Data extracted from a collection:

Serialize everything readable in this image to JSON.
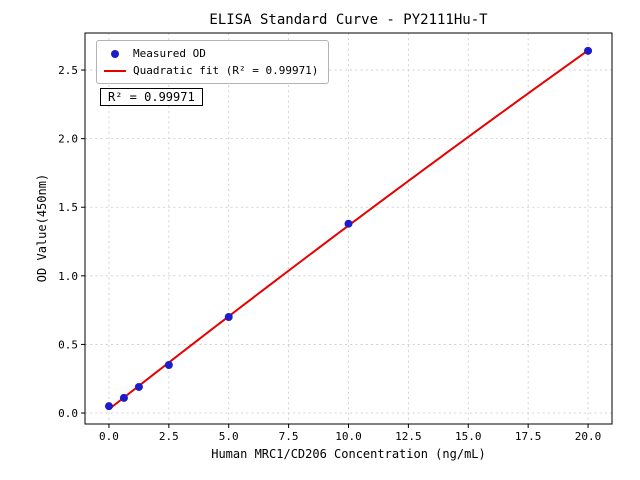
{
  "chart_data": {
    "type": "scatter",
    "title": "ELISA Standard Curve - PY2111Hu-T",
    "xlabel": "Human MRC1/CD206 Concentration (ng/mL)",
    "ylabel": "OD Value(450nm)",
    "xlim": [
      -1,
      21
    ],
    "ylim": [
      -0.08,
      2.77
    ],
    "grid": true,
    "xticks": {
      "values": [
        0,
        2.5,
        5,
        7.5,
        10,
        12.5,
        15,
        17.5,
        20
      ],
      "labels": [
        "0.0",
        "2.5",
        "5.0",
        "7.5",
        "10.0",
        "12.5",
        "15.0",
        "17.5",
        "20.0"
      ]
    },
    "yticks": {
      "values": [
        0,
        0.5,
        1.0,
        1.5,
        2.0,
        2.5
      ],
      "labels": [
        "0.0",
        "0.5",
        "1.0",
        "1.5",
        "2.0",
        "2.5"
      ]
    },
    "series": [
      {
        "name": "Measured OD",
        "type": "scatter",
        "color": "#1c1ccd",
        "x": [
          0,
          0.625,
          1.25,
          2.5,
          5,
          10,
          20
        ],
        "y": [
          0.05,
          0.11,
          0.19,
          0.35,
          0.7,
          1.38,
          2.64
        ]
      },
      {
        "name": "Quadratic fit (R² = 0.99971)",
        "type": "quadratic-fit",
        "color": "#e60000"
      }
    ],
    "annotation": {
      "text": "R² = 0.99971"
    },
    "r_squared": 0.99971,
    "legend_position": "upper left",
    "colors": {
      "grid": "#c8c8c8",
      "frame": "#000000",
      "background": "#ffffff"
    }
  }
}
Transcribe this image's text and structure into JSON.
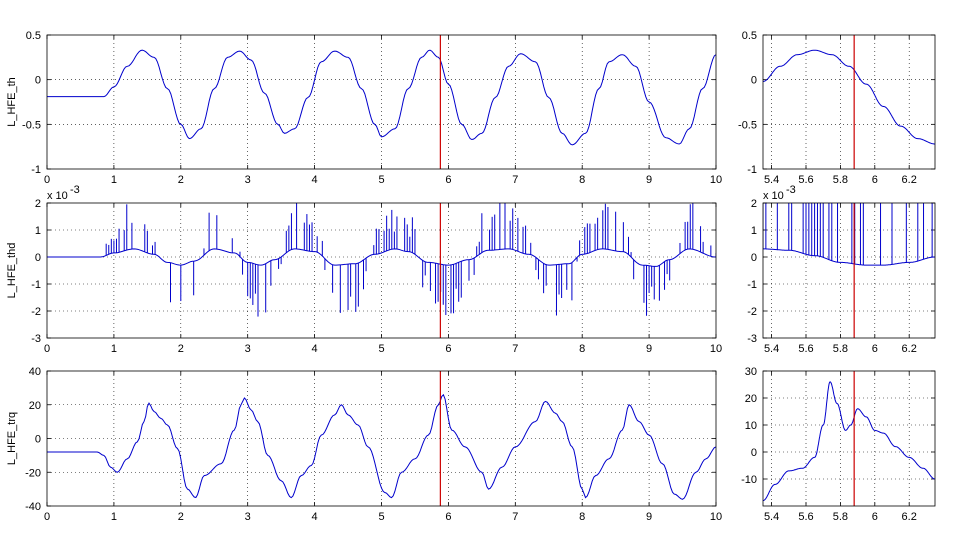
{
  "figure": {
    "background": "#ffffff",
    "axes_background": "#ffffff",
    "line_color": "#0000cc",
    "cursor_color": "#cc0000",
    "grid": true,
    "grid_style": "dotted"
  },
  "chart_data": [
    {
      "type": "line",
      "name": "th-main",
      "ylabel": "L_HFE_th",
      "xlim": [
        0,
        10
      ],
      "ylim": [
        -1,
        0.5
      ],
      "xticks": [
        "0",
        "1",
        "2",
        "3",
        "4",
        "5",
        "6",
        "7",
        "8",
        "9",
        "10"
      ],
      "yticks": [
        "-1",
        "-0.5",
        "0",
        "0.5"
      ],
      "cursor_x": 5.88,
      "series": [
        {
          "x": [
            0,
            0.5,
            0.85,
            1.0,
            1.2,
            1.42,
            1.6,
            1.8,
            2.0,
            2.13,
            2.3,
            2.5,
            2.7,
            2.88,
            3.05,
            3.25,
            3.45,
            3.55,
            3.7,
            3.9,
            4.1,
            4.3,
            4.5,
            4.7,
            4.9,
            5.0,
            5.2,
            5.4,
            5.6,
            5.72,
            5.85,
            6.0,
            6.2,
            6.35,
            6.5,
            6.7,
            6.9,
            7.08,
            7.3,
            7.5,
            7.7,
            7.85,
            8.05,
            8.25,
            8.4,
            8.6,
            8.8,
            9.0,
            9.25,
            9.45,
            9.6,
            9.8,
            10.0
          ],
          "values": [
            -0.19,
            -0.19,
            -0.19,
            -0.08,
            0.15,
            0.33,
            0.25,
            -0.1,
            -0.5,
            -0.66,
            -0.55,
            -0.1,
            0.25,
            0.32,
            0.22,
            -0.15,
            -0.5,
            -0.6,
            -0.55,
            -0.2,
            0.2,
            0.32,
            0.25,
            -0.1,
            -0.5,
            -0.64,
            -0.55,
            -0.1,
            0.25,
            0.33,
            0.25,
            -0.05,
            -0.5,
            -0.67,
            -0.6,
            -0.2,
            0.15,
            0.29,
            0.2,
            -0.2,
            -0.6,
            -0.73,
            -0.6,
            -0.1,
            0.2,
            0.28,
            0.15,
            -0.25,
            -0.65,
            -0.72,
            -0.55,
            -0.1,
            0.28
          ]
        }
      ]
    },
    {
      "type": "line",
      "name": "th-zoom",
      "xlim": [
        5.35,
        6.35
      ],
      "ylim": [
        -1,
        0.5
      ],
      "xticks": [
        "5.4",
        "5.6",
        "5.8",
        "6",
        "6.2"
      ],
      "yticks": [
        "-1",
        "-0.5",
        "0",
        "0.5"
      ],
      "cursor_x": 5.88,
      "series": [
        {
          "x": [
            5.35,
            5.45,
            5.55,
            5.65,
            5.75,
            5.85,
            5.95,
            6.05,
            6.15,
            6.25,
            6.35
          ],
          "values": [
            -0.02,
            0.15,
            0.28,
            0.33,
            0.28,
            0.15,
            -0.05,
            -0.3,
            -0.52,
            -0.66,
            -0.72
          ]
        }
      ]
    },
    {
      "type": "line",
      "name": "thd-main",
      "ylabel": "L_HFE_thd",
      "exponent_label": "x 10",
      "exponent_power": "-3",
      "xlim": [
        0,
        10
      ],
      "ylim": [
        -3,
        2
      ],
      "xticks": [
        "0",
        "1",
        "2",
        "3",
        "4",
        "5",
        "6",
        "7",
        "8",
        "9",
        "10"
      ],
      "yticks": [
        "-3",
        "-2",
        "-1",
        "0",
        "1",
        "2"
      ],
      "cursor_x": 5.88,
      "series": [
        {
          "x": [
            0,
            0.8,
            1.0,
            1.3,
            1.6,
            1.8,
            2.0,
            2.2,
            2.5,
            2.8,
            3.0,
            3.2,
            3.4,
            3.7,
            4.0,
            4.3,
            4.6,
            4.9,
            5.2,
            5.4,
            5.7,
            6.0,
            6.3,
            6.6,
            6.9,
            7.2,
            7.5,
            7.8,
            8.0,
            8.3,
            8.6,
            8.9,
            9.1,
            9.3,
            9.6,
            10.0
          ],
          "values": [
            0,
            0,
            0.15,
            0.3,
            0.1,
            -0.2,
            -0.3,
            -0.15,
            0.3,
            0.15,
            -0.2,
            -0.3,
            -0.1,
            0.3,
            0.2,
            -0.3,
            -0.25,
            0.1,
            0.3,
            0.2,
            -0.2,
            -0.3,
            -0.1,
            0.25,
            0.3,
            0.1,
            -0.3,
            -0.25,
            0.1,
            0.3,
            0.2,
            -0.3,
            -0.35,
            -0.1,
            0.3,
            0
          ]
        }
      ],
      "spike_peak_abs": 2
    },
    {
      "type": "line",
      "name": "thd-zoom",
      "exponent_label": "x 10",
      "exponent_power": "-3",
      "xlim": [
        5.35,
        6.35
      ],
      "ylim": [
        -3,
        2
      ],
      "xticks": [
        "5.4",
        "5.6",
        "5.8",
        "6",
        "6.2"
      ],
      "yticks": [
        "-3",
        "-2",
        "-1",
        "0",
        "1",
        "2"
      ],
      "cursor_x": 5.88,
      "series": [
        {
          "x": [
            5.35,
            5.5,
            5.65,
            5.8,
            5.95,
            6.05,
            6.2,
            6.35
          ],
          "values": [
            0.3,
            0.25,
            0.05,
            -0.2,
            -0.3,
            -0.3,
            -0.2,
            0
          ]
        }
      ]
    },
    {
      "type": "line",
      "name": "trq-main",
      "ylabel": "L_HFE_trq",
      "xlim": [
        0,
        10
      ],
      "ylim": [
        -40,
        40
      ],
      "xticks": [
        "0",
        "1",
        "2",
        "3",
        "4",
        "5",
        "6",
        "7",
        "8",
        "9",
        "10"
      ],
      "yticks": [
        "-40",
        "-20",
        "0",
        "20",
        "40"
      ],
      "cursor_x": 5.88,
      "series": [
        {
          "x": [
            0,
            0.75,
            0.85,
            0.95,
            1.05,
            1.2,
            1.35,
            1.45,
            1.52,
            1.6,
            1.7,
            1.8,
            1.95,
            2.1,
            2.22,
            2.35,
            2.6,
            2.8,
            2.9,
            2.95,
            3.05,
            3.15,
            3.3,
            3.5,
            3.65,
            3.8,
            3.95,
            4.1,
            4.3,
            4.4,
            4.5,
            4.65,
            4.8,
            5.05,
            5.15,
            5.3,
            5.5,
            5.7,
            5.85,
            5.92,
            6.05,
            6.25,
            6.5,
            6.6,
            6.8,
            7.0,
            7.3,
            7.45,
            7.6,
            7.7,
            7.85,
            8.0,
            8.05,
            8.2,
            8.4,
            8.6,
            8.7,
            8.85,
            9.0,
            9.2,
            9.38,
            9.5,
            9.7,
            9.85,
            10.0
          ],
          "values": [
            -8,
            -8,
            -10,
            -17,
            -20,
            -12,
            -2,
            10,
            21,
            16,
            12,
            8,
            -6,
            -30,
            -35,
            -22,
            -15,
            5,
            20,
            24,
            17,
            10,
            -10,
            -25,
            -35,
            -22,
            -16,
            2,
            14,
            20,
            14,
            8,
            -5,
            -32,
            -35,
            -20,
            -12,
            2,
            20,
            26,
            5,
            -5,
            -20,
            -30,
            -17,
            -5,
            10,
            22,
            15,
            10,
            -5,
            -30,
            -35,
            -22,
            -12,
            5,
            20,
            10,
            2,
            -15,
            -33,
            -36,
            -20,
            -12,
            -5
          ]
        }
      ]
    },
    {
      "type": "line",
      "name": "trq-zoom",
      "xlim": [
        5.35,
        6.35
      ],
      "ylim": [
        -20,
        30
      ],
      "xticks": [
        "5.4",
        "5.6",
        "5.8",
        "6",
        "6.2"
      ],
      "yticks": [
        "-10",
        "0",
        "10",
        "20",
        "30"
      ],
      "cursor_x": 5.88,
      "series": [
        {
          "x": [
            5.35,
            5.42,
            5.5,
            5.58,
            5.65,
            5.7,
            5.74,
            5.78,
            5.83,
            5.86,
            5.9,
            5.95,
            6.0,
            6.05,
            6.12,
            6.2,
            6.28,
            6.35
          ],
          "values": [
            -18,
            -12,
            -7,
            -6,
            -2,
            10,
            26,
            18,
            8,
            10,
            16,
            13,
            8,
            7,
            2,
            -2,
            -6,
            -10
          ]
        }
      ]
    }
  ]
}
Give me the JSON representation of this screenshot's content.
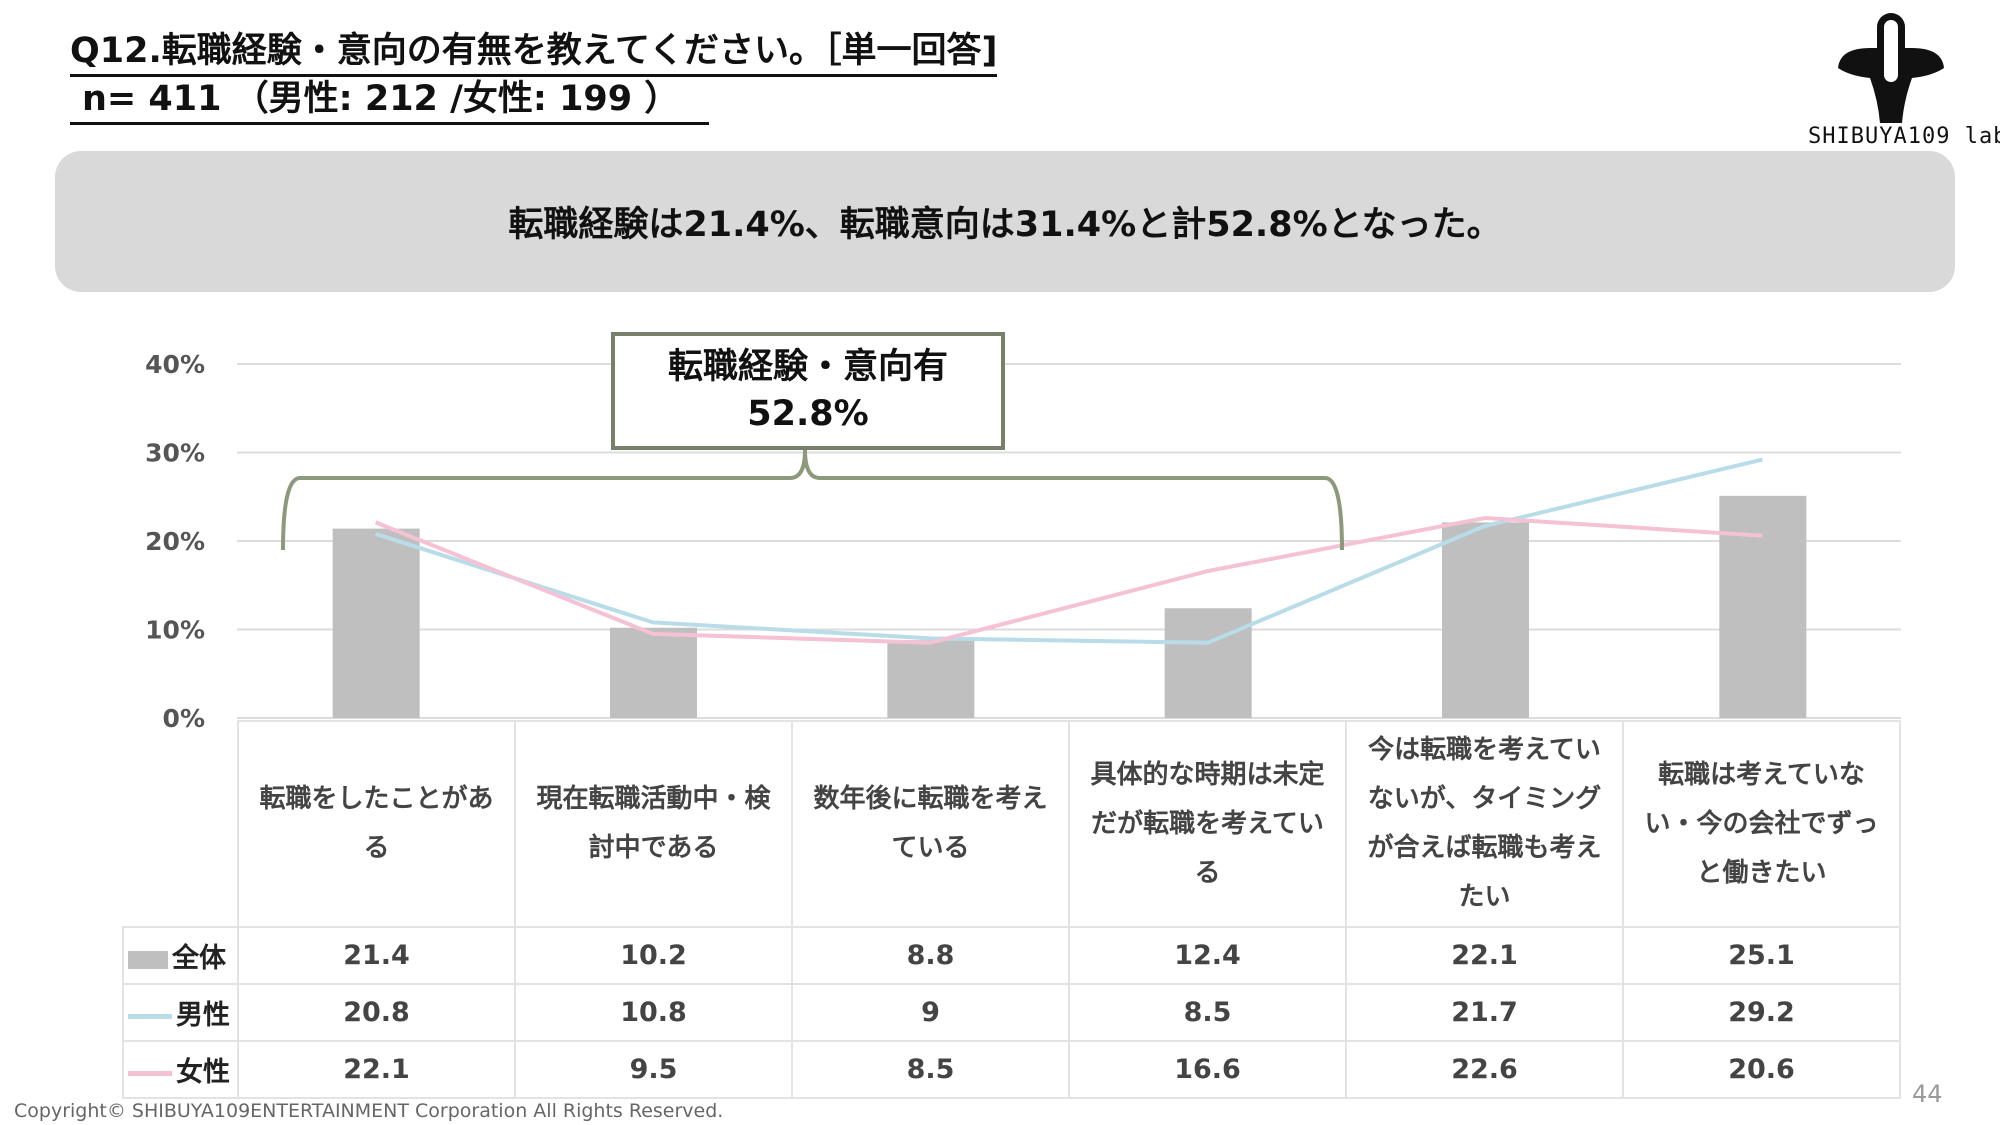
{
  "header": {
    "title": "Q12.転職経験・意向の有無を教えてください。［単一回答]",
    "sample": "n= 411 （男性: 212 /女性: 199 ）"
  },
  "logo": {
    "text": "SHIBUYA109 lab."
  },
  "summary": "転職経験は21.4%、転職意向は31.4%と計52.8%となった。",
  "callout": {
    "label": "転職経験・意向有",
    "value": "52.8%"
  },
  "colors": {
    "all": "#bfbfbf",
    "male": "#b8dce8",
    "female": "#f5c1d5",
    "brace": "#8c9a7c"
  },
  "chart_data": {
    "type": "bar+line",
    "categories": [
      "転職をしたことがある",
      "現在転職活動中・検討中である",
      "数年後に転職を考えている",
      "具体的な時期は未定だが転職を考えている",
      "今は転職を考えていないが、タイミングが合えば転職も考えたい",
      "転職は考えていない・今の会社でずっと働きたい"
    ],
    "series": [
      {
        "name": "全体",
        "kind": "bar",
        "values": [
          21.4,
          10.2,
          8.8,
          12.4,
          22.1,
          25.1
        ]
      },
      {
        "name": "男性",
        "kind": "line",
        "values": [
          20.8,
          10.8,
          9.0,
          8.5,
          21.7,
          29.2
        ]
      },
      {
        "name": "女性",
        "kind": "line",
        "values": [
          22.1,
          9.5,
          8.5,
          16.6,
          22.6,
          20.6
        ]
      }
    ],
    "yticks": [
      "0%",
      "10%",
      "20%",
      "30%",
      "40%"
    ],
    "ylim": [
      0,
      40
    ],
    "grid": true,
    "legend": "data-table"
  },
  "footer": {
    "copyright": "Copyright© SHIBUYA109ENTERTAINMENT Corporation All Rights Reserved.",
    "page": "44"
  }
}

** EXERCISE GOAL **
Only the number is wanted: how many lines in the entries above contain the string "ylabel"?

** FULL OUTPUT **
4